» EXERCISE DIRECTIONS
Using the data below, copy every line that contains the word "Loss".

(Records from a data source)
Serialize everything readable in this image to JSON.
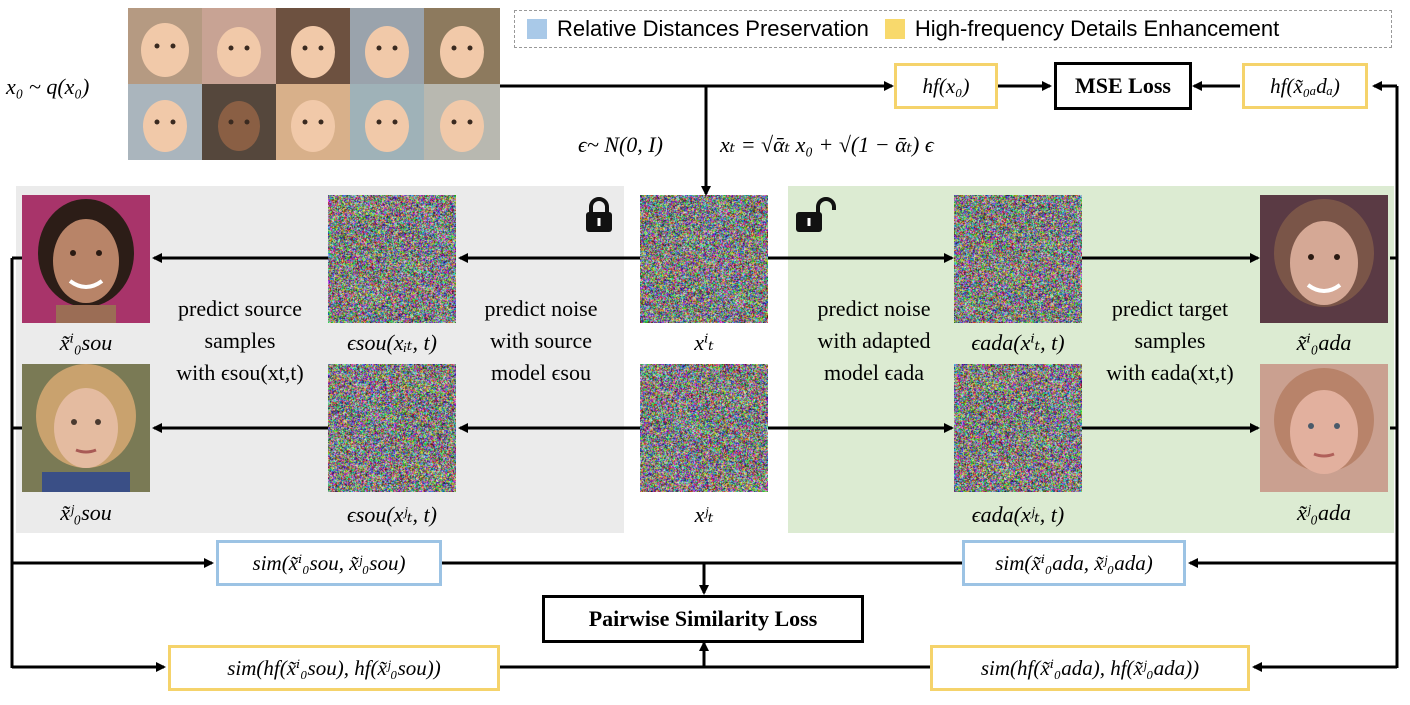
{
  "legend": {
    "items": [
      {
        "label": "Relative Distances Preservation",
        "color": "#a9c9e8"
      },
      {
        "label": "High-frequency Details Enhancement",
        "color": "#f8d96c"
      }
    ]
  },
  "colors": {
    "source_panel": "#ebebeb",
    "adapted_panel": "#dcebd2",
    "yellow_border": "#f5d36b",
    "blue_border": "#9cc3e4"
  },
  "top": {
    "x0_dist": "x₀ ~ q(x₀)",
    "noise_dist": "ϵ~ N(0, I)",
    "forward_eq": "xₜ = √ᾱₜ x₀ + √(1 − ᾱₜ) ϵ",
    "hf_x0": "hf(x₀)",
    "mse_loss": "MSE Loss",
    "hf_x0_ada": "hf(x̃₀ₐdₐ)"
  },
  "source_panel": {
    "lock_icon": "lock-closed-icon",
    "predict_samples": [
      "predict source",
      "samples",
      "with ϵsou(xt,t)"
    ],
    "predict_noise": [
      "predict noise",
      "with source",
      "model ϵsou"
    ],
    "eps_i": "ϵsou(xᵢₜ, t)",
    "eps_j": "ϵsou(xʲₜ, t)",
    "x0_i": "x̃ⁱ₀sou",
    "x0_j": "x̃ʲ₀sou"
  },
  "center": {
    "xt_i": "xⁱₜ",
    "xt_j": "xʲₜ"
  },
  "adapted_panel": {
    "lock_icon": "lock-open-icon",
    "predict_noise": [
      "predict noise",
      "with adapted",
      "model ϵada"
    ],
    "predict_samples": [
      "predict target",
      "samples",
      "with ϵada(xt,t)"
    ],
    "eps_i": "ϵada(xⁱₜ, t)",
    "eps_j": "ϵada(xʲₜ, t)",
    "x0_i": "x̃ⁱ₀ada",
    "x0_j": "x̃ʲ₀ada"
  },
  "bottom": {
    "sim_sou": "sim(x̃ⁱ₀sou, x̃ʲ₀sou)",
    "sim_ada": "sim(x̃ⁱ₀ada, x̃ʲ₀ada)",
    "pairwise_loss": "Pairwise Similarity Loss",
    "sim_hf_sou": "sim(hf(x̃ⁱ₀sou), hf(x̃ʲ₀sou))",
    "sim_hf_ada": "sim(hf(x̃ⁱ₀ada), hf(x̃ʲ₀ada))"
  }
}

» REPLY
    "mse_loss": "MSE Loss",
    "pairwise_loss": "Pairwise Similarity Loss",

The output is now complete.